Type out the records that follow, exactly as given.

-- Start DATA IN THIS EXERCISE --

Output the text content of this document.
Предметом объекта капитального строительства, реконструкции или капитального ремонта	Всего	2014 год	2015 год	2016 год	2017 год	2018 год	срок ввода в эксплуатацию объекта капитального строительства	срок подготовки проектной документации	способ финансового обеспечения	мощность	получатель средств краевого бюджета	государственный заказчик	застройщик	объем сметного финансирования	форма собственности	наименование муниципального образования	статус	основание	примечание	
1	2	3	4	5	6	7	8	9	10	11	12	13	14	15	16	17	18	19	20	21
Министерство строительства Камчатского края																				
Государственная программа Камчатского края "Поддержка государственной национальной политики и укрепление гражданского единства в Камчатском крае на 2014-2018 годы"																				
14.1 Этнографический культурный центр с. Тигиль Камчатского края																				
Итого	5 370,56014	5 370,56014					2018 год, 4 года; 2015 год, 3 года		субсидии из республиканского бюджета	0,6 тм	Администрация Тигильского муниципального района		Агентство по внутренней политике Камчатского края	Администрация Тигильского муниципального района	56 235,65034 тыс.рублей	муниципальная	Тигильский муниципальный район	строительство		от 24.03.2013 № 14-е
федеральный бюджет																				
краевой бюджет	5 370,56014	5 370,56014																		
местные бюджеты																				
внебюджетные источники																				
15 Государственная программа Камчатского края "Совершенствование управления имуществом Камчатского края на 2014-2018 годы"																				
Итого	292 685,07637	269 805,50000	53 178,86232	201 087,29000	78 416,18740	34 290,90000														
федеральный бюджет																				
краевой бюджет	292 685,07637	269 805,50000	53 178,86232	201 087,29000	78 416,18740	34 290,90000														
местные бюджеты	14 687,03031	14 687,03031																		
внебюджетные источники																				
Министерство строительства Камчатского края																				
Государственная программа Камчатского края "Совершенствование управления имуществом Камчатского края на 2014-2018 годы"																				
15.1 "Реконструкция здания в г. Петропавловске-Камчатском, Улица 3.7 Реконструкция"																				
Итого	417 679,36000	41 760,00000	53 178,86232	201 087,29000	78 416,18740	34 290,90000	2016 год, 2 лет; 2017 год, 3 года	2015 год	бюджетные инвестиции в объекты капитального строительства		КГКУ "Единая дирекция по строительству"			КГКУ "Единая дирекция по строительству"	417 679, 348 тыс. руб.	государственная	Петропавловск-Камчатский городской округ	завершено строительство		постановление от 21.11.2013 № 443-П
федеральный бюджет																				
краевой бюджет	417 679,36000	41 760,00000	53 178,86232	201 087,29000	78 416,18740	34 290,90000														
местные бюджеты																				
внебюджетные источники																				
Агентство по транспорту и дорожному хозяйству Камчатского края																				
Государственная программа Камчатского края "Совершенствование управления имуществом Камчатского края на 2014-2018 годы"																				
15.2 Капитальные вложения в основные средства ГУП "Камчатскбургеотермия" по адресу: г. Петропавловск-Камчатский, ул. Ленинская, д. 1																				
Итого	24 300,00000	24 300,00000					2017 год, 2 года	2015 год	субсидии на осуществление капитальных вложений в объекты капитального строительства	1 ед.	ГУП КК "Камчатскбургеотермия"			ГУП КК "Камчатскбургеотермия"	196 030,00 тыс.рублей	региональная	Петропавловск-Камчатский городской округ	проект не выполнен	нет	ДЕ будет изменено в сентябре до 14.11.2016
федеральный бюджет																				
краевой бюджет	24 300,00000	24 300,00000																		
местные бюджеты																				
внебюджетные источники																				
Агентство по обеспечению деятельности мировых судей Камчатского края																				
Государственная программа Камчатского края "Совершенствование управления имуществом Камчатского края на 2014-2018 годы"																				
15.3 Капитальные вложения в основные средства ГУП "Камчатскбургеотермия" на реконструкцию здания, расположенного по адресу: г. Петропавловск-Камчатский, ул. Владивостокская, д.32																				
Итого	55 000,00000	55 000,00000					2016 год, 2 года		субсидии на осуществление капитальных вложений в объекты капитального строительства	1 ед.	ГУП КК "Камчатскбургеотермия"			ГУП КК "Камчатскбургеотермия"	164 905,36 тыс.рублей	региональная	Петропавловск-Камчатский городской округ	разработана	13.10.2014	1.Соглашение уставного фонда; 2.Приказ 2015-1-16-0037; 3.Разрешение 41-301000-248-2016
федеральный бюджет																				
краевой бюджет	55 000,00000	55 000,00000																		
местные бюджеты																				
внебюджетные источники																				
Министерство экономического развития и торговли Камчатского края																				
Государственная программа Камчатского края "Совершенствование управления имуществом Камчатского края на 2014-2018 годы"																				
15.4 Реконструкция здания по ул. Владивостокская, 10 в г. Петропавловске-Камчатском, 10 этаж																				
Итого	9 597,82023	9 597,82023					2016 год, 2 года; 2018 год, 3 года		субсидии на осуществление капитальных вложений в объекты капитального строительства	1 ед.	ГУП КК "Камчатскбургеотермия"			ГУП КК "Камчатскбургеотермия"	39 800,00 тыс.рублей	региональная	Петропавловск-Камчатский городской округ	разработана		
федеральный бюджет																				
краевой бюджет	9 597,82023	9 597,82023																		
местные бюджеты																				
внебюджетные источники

-- End DATA IN THIS EXERCISE --

THE OUTPUT
Output the text content of this document.
Предметом объекта капитального строительства, реконструкции или капитального ремонта	Всего	2014 год	2015 год	2016 год	2017 год	2018 год	срок ввода в эксплуатацию объекта капитального строительства	срок подготовки проектной документации	способ финансового обеспечения	мощность	получатель средств краевого бюджета	государственный заказчик	застройщик	объем сметного финансирования	форма собственности	наименование муниципального образования	статус	основание	примечание	
1	2	3	4	5	6	7	8	9	10	11	12	13	14	15	16	17	18	19	20	21
Министерство строительства Камчатского края																				
Государственная программа Камчатского края "Поддержка государственной национальной политики и укрепление гражданского единства в Камчатском крае на 2014-2018 годы"																				
14.1 Этнографический культурный центр с. Тигиль Камчатского края																				
Итого	5 370,56014	5 370,56014					2018 год, 4 года; 2015 год, 3 года		субсидии из республиканского бюджета	0,6 тм	Администрация Тигильского муниципального района		Агентство по внутренней политике Камчатского края	Администрация Тигильского муниципального района	56 235,65034 тыс.рублей	муниципальная	Тигильский муниципальный район	строительство		от 24.03.2013 № 14-е
федеральный бюджет																				
краевой бюджет	5 370,56014	5 370,56014																		
местные бюджеты																				
внебюджетные источники																				
15 Государственная программа Камчатского края "Совершенствование управления имуществом Камчатского края на 2014-2018 годы"																				
Итого	292 685,07637	269 805,50000	53 178,86232	201 087,29000	78 416,18740	34 290,90000														
федеральный бюджет																				
краевой бюджет	292 685,07637	269 805,50000	53 178,86232	201 087,29000	78 416,18740	34 290,90000														
местные бюджеты	14 687,03031	14 687,03031																		
внебюджетные источники																				
Министерство строительства Камчатского края																				
Государственная программа Камчатского края "Совершенствование управления имуществом Камчатского края на 2014-2018 годы"																				
15.1 "Реконструкция здания в г. Петропавловске-Камчатском, Улица 3.7 Реконструкция"																				
Итого	417 679,36000	41 760,00000	53 178,86232	201 087,29000	78 416,18740	34 290,90000	2016 год, 2 лет; 2017 год, 3 года	2015 год	бюджетные инвестиции в объекты капитального строительства		КГКУ "Единая дирекция по строительству"			КГКУ "Единая дирекция по строительству"	417 679, 348 тыс. руб.	государственная	Петропавловск-Камчатский городской округ	завершено строительство		постановление от 21.11.2013 № 443-П
федеральный бюджет																				
краевой бюджет	417 679,36000	41 760,00000	53 178,86232	201 087,29000	78 416,18740	34 290,90000														
местные бюджеты																				
внебюджетные источники																				
Агентство по транспорту и дорожному хозяйству Камчатского края																				
Государственная программа Камчатского края "Совершенствование управления имуществом Камчатского края на 2014-2018 годы"																				
15.2 Капитальные вложения в основные средства ГУП "Камчатскбургеотермия" по адресу: г. Петропавловск-Камчатский, ул. Ленинская, д. 1																				
Итого	24 300,00000	24 300,00000					2017 год, 2 года	2015 год	субсидии на осуществление капитальных вложений в объекты капитального строительства	1 ед.	ГУП КК "Камчатскбургеотермия"			ГУП КК "Камчатскбургеотермия"	196 030,00 тыс.рублей	региональная	Петропавловск-Камчатский городской округ	проект не выполнен	нет	ДЕ будет изменено в сентябре до 14.11.2016
федеральный бюджет																				
краевой бюджет	24 300,00000	24 300,00000																		
местные бюджеты																				
внебюджетные источники																				
Агентство по обеспечению деятельности мировых судей Камчатского края																				
Государственная программа Камчатского края "Совершенствование управления имуществом Камчатского края на 2014-2018 годы"																				
15.3 Капитальные вложения в основные средства ГУП "Камчатскбургеотермия" на реконструкцию здания, расположенного по адресу: г. Петропавловск-Камчатский, ул. Владивостокская, д.32																				
Итого	55 000,00000	55 000,00000					2016 год, 2 года		субсидии на осуществление капитальных вложений в объекты капитального строительства	1 ед.	ГУП КК "Камчатскбургеотермия"			ГУП КК "Камчатскбургеотермия"	164 905,36 тыс.рублей	региональная	Петропавловск-Камчатский городской округ	разработана	13.10.2014	1.Соглашение уставного фонда; 2.Приказ 2015-1-16-0037; 3.Разрешение 41-301000-248-2016
федеральный бюджет																				
краевой бюджет	55 000,00000	55 000,00000																		
местные бюджеты																				
внебюджетные источники																				
Министерство экономического развития и торговли Камчатского края																				
Государственная программа Камчатского края "Совершенствование управления имуществом Камчатского края на 2014-2018 годы"																				
15.4 Реконструкция здания по ул. Владивостокская, 10 в г. Петропавловске-Камчатском, 10 этаж																				
Итого	9 597,82023	9 597,82023					2016 год, 2 года; 2018 год, 3 года		субсидии на осуществление капитальных вложений в объекты капитального строительства	1 ед.	ГУП КК "Камчатскбургеотермия"			ГУП КК "Камчатскбургеотермия"	39 800,00 тыс.рублей	региональная	Петропавловск-Камчатский городской округ	разработана		
федеральный бюджет																				
краевой бюджет	9 597,82023	9 597,82023																		
местные бюджеты																				
внебюджетные источники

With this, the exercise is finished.